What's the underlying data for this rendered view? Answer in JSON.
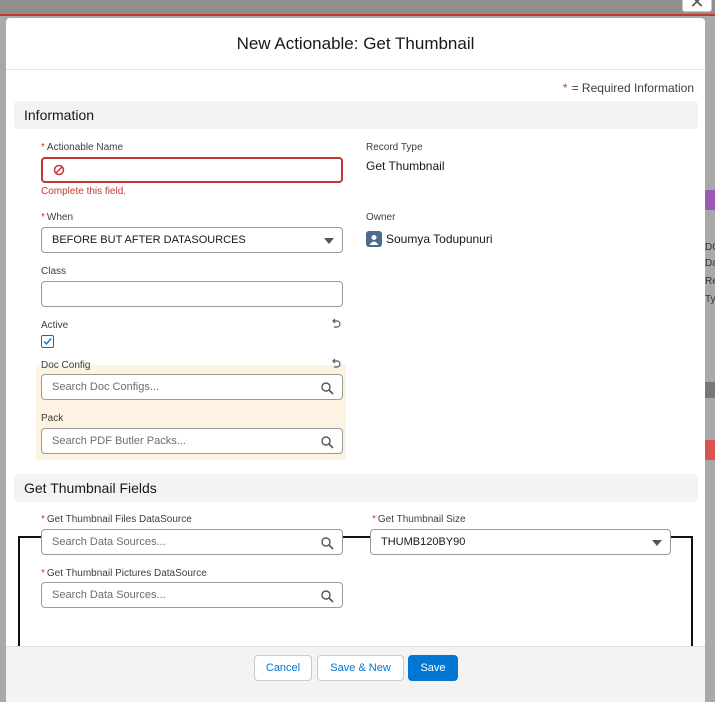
{
  "modal": {
    "title": "New Actionable: Get Thumbnail",
    "required_info_star": "*",
    "required_info_text": "= Required Information"
  },
  "section_information": {
    "title": "Information",
    "actionable_name": {
      "label": "Actionable Name",
      "value": "",
      "error": "Complete this field."
    },
    "when": {
      "label": "When",
      "value": "BEFORE BUT AFTER DATASOURCES"
    },
    "class": {
      "label": "Class",
      "value": ""
    },
    "active": {
      "label": "Active",
      "checked": true
    },
    "doc_config": {
      "label": "Doc Config",
      "placeholder": "Search Doc Configs..."
    },
    "pack": {
      "label": "Pack",
      "placeholder": "Search PDF Butler Packs..."
    },
    "record_type": {
      "label": "Record Type",
      "value": "Get Thumbnail"
    },
    "owner": {
      "label": "Owner",
      "value": "Soumya Todupunuri"
    }
  },
  "section_thumbnail": {
    "title": "Get Thumbnail Fields",
    "files_datasource": {
      "label": "Get Thumbnail Files DataSource",
      "placeholder": "Search Data Sources..."
    },
    "pictures_datasource": {
      "label": "Get Thumbnail Pictures DataSource",
      "placeholder": "Search Data Sources..."
    },
    "size": {
      "label": "Get Thumbnail Size",
      "value": "THUMB120BY90"
    }
  },
  "footer": {
    "cancel_label": "Cancel",
    "save_new_label": "Save & New",
    "save_label": "Save"
  },
  "backdrop": {
    "right_fragments": [
      "Da",
      "Re",
      "Ty"
    ],
    "top_right_fragment": "DO"
  },
  "colors": {
    "brand": "#0176d3",
    "error": "#c23934",
    "highlight": "#fcf3e2"
  },
  "icons": [
    "close-icon",
    "error-icon",
    "chevron-down-icon",
    "search-icon",
    "checkmark-icon",
    "undo-icon",
    "user-avatar-icon"
  ]
}
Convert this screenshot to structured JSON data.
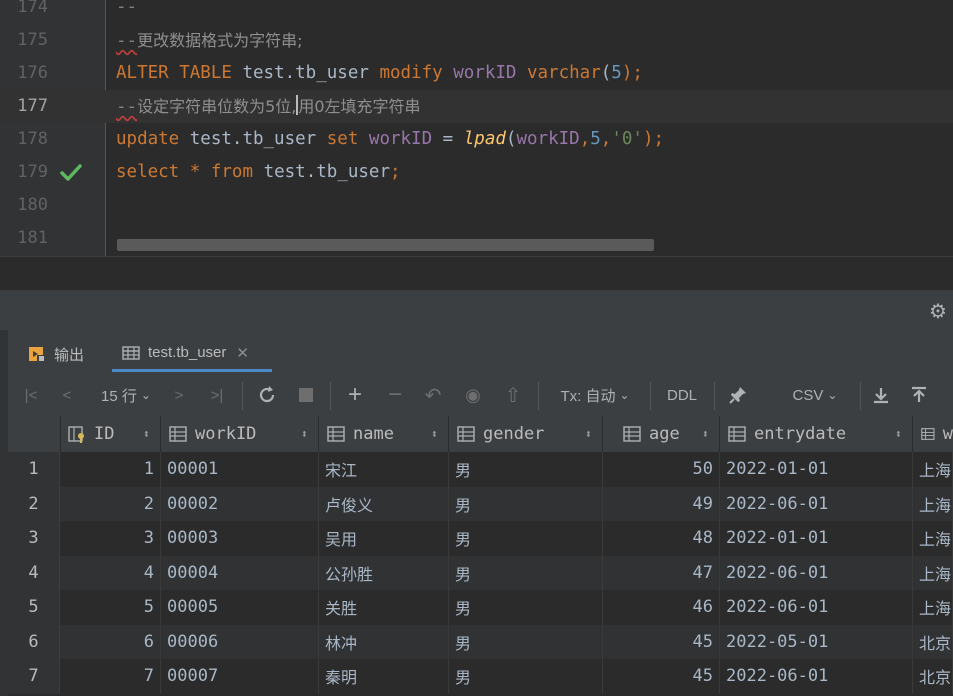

◇ ◇ ◇ ◇ ◇ ◇ ◇

**What you should do**
Which lines contain "error"? Copy each of them out.

**Answer to the exercise**
      "error": "Complete this field."
    "error": "#c23934",
    "error-icon",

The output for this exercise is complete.